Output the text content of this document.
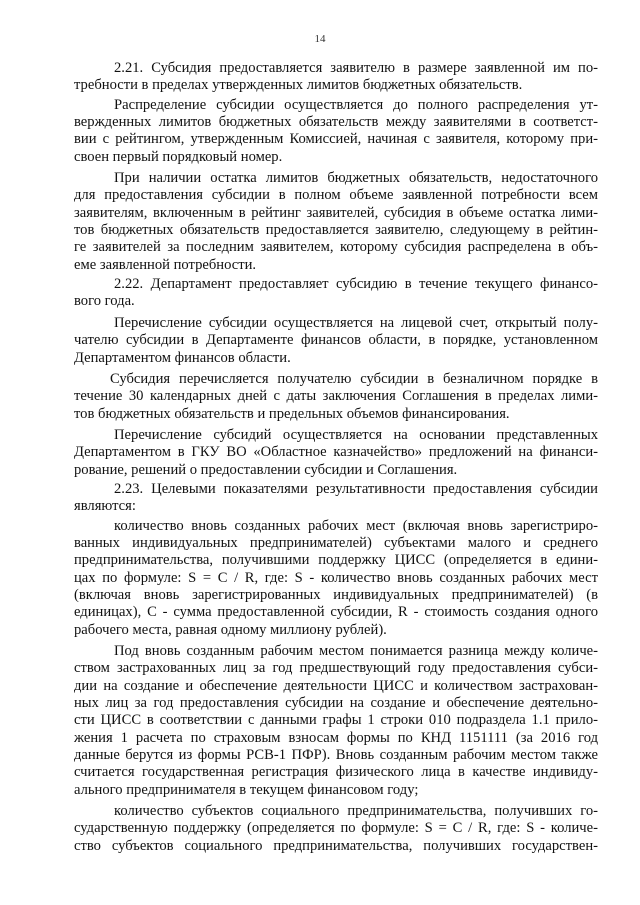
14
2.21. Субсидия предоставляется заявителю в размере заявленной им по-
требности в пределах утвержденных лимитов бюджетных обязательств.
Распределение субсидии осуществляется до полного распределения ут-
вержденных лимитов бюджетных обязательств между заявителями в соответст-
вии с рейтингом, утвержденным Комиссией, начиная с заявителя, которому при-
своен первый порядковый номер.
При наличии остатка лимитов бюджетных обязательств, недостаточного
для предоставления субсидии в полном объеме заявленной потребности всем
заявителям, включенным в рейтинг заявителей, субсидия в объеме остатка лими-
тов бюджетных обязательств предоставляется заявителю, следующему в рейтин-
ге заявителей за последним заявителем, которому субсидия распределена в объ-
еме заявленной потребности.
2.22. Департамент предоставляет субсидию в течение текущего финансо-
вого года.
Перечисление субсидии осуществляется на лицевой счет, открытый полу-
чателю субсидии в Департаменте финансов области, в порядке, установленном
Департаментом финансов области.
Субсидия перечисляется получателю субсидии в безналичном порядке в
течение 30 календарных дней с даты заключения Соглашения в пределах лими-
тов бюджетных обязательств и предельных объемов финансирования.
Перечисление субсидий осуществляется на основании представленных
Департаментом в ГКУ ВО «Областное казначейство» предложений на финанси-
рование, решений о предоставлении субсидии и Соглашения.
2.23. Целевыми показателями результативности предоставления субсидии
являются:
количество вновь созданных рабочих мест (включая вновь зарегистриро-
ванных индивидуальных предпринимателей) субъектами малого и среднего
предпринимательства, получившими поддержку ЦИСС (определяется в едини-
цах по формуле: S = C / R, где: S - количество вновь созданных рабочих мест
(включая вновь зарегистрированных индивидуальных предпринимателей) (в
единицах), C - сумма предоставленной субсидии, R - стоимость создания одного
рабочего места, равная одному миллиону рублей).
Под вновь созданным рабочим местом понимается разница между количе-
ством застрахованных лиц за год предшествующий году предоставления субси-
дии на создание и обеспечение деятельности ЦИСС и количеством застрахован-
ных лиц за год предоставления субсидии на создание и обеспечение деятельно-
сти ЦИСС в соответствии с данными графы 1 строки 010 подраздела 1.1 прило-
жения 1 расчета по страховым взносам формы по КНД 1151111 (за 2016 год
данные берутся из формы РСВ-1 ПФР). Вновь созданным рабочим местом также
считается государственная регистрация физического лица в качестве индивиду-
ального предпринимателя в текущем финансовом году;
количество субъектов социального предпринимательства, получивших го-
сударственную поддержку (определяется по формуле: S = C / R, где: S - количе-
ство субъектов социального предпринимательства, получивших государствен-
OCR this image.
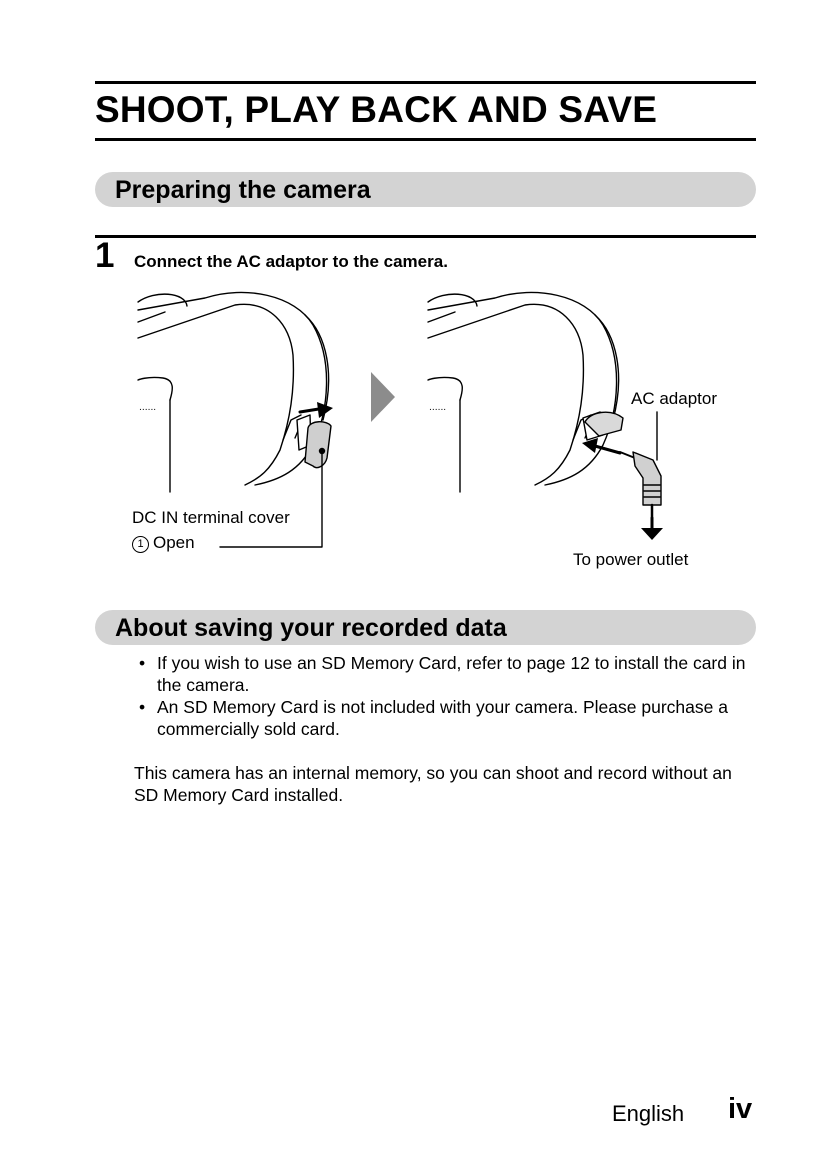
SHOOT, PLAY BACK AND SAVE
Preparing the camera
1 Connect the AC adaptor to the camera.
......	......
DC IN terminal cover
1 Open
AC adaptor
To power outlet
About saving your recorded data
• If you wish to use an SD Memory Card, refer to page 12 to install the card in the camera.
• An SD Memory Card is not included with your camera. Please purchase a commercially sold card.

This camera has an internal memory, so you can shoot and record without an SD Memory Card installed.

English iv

....................

Copy out each line in the listing that has the word "социального".

количество субъектов социального предпринимательства, получивших го-
ство субъектов социального предпринимательства, получивших государствен-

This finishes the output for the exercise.